**Element box notes**
☆ ☆ ☆

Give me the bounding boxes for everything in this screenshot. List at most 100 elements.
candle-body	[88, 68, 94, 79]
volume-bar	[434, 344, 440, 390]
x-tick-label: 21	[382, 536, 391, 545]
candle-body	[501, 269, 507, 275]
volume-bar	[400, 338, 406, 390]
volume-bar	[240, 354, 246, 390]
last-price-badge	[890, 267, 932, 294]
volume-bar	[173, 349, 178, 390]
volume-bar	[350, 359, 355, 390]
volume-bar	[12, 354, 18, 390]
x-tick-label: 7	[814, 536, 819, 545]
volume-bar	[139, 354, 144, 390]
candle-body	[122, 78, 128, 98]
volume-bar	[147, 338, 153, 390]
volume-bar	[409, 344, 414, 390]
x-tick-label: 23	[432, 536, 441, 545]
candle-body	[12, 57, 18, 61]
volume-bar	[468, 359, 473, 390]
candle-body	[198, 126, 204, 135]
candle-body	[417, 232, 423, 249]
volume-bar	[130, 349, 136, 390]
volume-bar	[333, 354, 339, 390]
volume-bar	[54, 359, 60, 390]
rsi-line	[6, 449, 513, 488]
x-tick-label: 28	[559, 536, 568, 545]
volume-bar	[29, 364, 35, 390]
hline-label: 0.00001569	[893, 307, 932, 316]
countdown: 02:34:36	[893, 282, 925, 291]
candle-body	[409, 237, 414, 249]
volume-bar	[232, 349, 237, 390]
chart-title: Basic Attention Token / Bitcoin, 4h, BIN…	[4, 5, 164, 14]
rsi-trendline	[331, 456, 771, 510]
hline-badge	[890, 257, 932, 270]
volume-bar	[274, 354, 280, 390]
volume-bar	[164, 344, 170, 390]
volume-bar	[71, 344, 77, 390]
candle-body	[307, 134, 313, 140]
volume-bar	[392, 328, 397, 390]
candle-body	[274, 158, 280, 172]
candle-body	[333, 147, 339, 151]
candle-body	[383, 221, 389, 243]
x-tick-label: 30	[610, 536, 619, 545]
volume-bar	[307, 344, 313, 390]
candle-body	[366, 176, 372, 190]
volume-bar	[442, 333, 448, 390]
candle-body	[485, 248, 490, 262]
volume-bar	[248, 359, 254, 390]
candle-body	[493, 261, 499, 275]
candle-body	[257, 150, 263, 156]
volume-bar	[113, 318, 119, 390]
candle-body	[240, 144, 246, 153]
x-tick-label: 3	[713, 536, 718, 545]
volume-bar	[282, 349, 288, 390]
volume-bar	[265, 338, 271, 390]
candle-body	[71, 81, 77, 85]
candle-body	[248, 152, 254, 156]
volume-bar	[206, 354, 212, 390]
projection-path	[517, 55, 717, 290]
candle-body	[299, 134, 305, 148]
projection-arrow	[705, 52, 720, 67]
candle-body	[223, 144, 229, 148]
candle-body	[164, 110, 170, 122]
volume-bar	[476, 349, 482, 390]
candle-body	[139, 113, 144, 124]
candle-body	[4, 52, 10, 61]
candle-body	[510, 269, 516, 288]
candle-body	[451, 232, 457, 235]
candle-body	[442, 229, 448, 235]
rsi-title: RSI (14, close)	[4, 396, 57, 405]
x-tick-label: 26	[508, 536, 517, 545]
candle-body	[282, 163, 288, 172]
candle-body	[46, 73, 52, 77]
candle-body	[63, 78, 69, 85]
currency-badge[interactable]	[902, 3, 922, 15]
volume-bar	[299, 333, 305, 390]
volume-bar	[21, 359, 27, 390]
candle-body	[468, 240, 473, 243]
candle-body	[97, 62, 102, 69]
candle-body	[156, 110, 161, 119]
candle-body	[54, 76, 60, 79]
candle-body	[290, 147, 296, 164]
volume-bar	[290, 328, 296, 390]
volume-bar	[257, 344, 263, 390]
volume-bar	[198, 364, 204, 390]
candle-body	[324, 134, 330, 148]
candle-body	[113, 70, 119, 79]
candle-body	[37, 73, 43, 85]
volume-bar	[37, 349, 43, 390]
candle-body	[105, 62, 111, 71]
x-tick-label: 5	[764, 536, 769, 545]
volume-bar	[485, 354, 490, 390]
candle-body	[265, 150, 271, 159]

☆ ☆ ☆

**Stated problem**
Copy verbatim the rows from the first one through the line containing "354, 18, 390]", including both of those lines.

**Full solution**
Give me the bounding boxes for everything in this screenshot. List at most 100 elements.
candle-body	[88, 68, 94, 79]
volume-bar	[434, 344, 440, 390]
x-tick-label: 21	[382, 536, 391, 545]
candle-body	[501, 269, 507, 275]
volume-bar	[400, 338, 406, 390]
volume-bar	[240, 354, 246, 390]
last-price-badge	[890, 267, 932, 294]
volume-bar	[173, 349, 178, 390]
volume-bar	[350, 359, 355, 390]
volume-bar	[12, 354, 18, 390]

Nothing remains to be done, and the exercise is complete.